> [Requirement]:
Copy out all the lines exactly. Omit pictures.

(Entries from a visual dataset)
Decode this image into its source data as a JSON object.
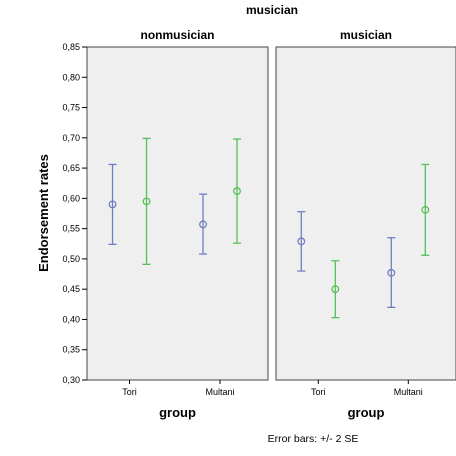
{
  "chart_data": {
    "type": "errorbar",
    "title": "musician",
    "ylabel": "Endorsement rates",
    "xlabel": "group",
    "ylim": [
      0.3,
      0.85
    ],
    "yticks": [
      "0,30",
      "0,35",
      "0,40",
      "0,45",
      "0,50",
      "0,55",
      "0,60",
      "0,65",
      "0,70",
      "0,75",
      "0,80",
      "0,85"
    ],
    "categories": [
      "Tori",
      "Multani"
    ],
    "footnote": "Error bars: +/- 2 SE",
    "colors": {
      "series_a": "#6f7fc0",
      "series_b": "#55c05a",
      "panel_bg": "#efefef"
    },
    "panels": [
      {
        "title": "nonmusician",
        "series": [
          {
            "values": [
              0.59,
              0.557
            ],
            "lower": [
              0.524,
              0.508
            ],
            "upper": [
              0.656,
              0.607
            ]
          },
          {
            "values": [
              0.595,
              0.612
            ],
            "lower": [
              0.491,
              0.526
            ],
            "upper": [
              0.699,
              0.698
            ]
          }
        ]
      },
      {
        "title": "musician",
        "series": [
          {
            "values": [
              0.529,
              0.477
            ],
            "lower": [
              0.48,
              0.42
            ],
            "upper": [
              0.578,
              0.535
            ]
          },
          {
            "values": [
              0.45,
              0.581
            ],
            "lower": [
              0.403,
              0.506
            ],
            "upper": [
              0.497,
              0.656
            ]
          }
        ]
      }
    ]
  }
}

> [The result]:
Decode this image into its source data as a JSON object.
{
  "chart_data": {
    "type": "errorbar",
    "title": "musician",
    "ylabel": "Endorsement rates",
    "xlabel": "group",
    "ylim": [
      0.3,
      0.85
    ],
    "yticks": [
      "0,30",
      "0,35",
      "0,40",
      "0,45",
      "0,50",
      "0,55",
      "0,60",
      "0,65",
      "0,70",
      "0,75",
      "0,80",
      "0,85"
    ],
    "categories": [
      "Tori",
      "Multani"
    ],
    "footnote": "Error bars: +/- 2 SE",
    "colors": {
      "series_a": "#6f7fc0",
      "series_b": "#55c05a",
      "panel_bg": "#efefef"
    },
    "panels": [
      {
        "title": "nonmusician",
        "series": [
          {
            "values": [
              0.59,
              0.557
            ],
            "lower": [
              0.524,
              0.508
            ],
            "upper": [
              0.656,
              0.607
            ]
          },
          {
            "values": [
              0.595,
              0.612
            ],
            "lower": [
              0.491,
              0.526
            ],
            "upper": [
              0.699,
              0.698
            ]
          }
        ]
      },
      {
        "title": "musician",
        "series": [
          {
            "values": [
              0.529,
              0.477
            ],
            "lower": [
              0.48,
              0.42
            ],
            "upper": [
              0.578,
              0.535
            ]
          },
          {
            "values": [
              0.45,
              0.581
            ],
            "lower": [
              0.403,
              0.506
            ],
            "upper": [
              0.497,
              0.656
            ]
          }
        ]
      }
    ]
  }
}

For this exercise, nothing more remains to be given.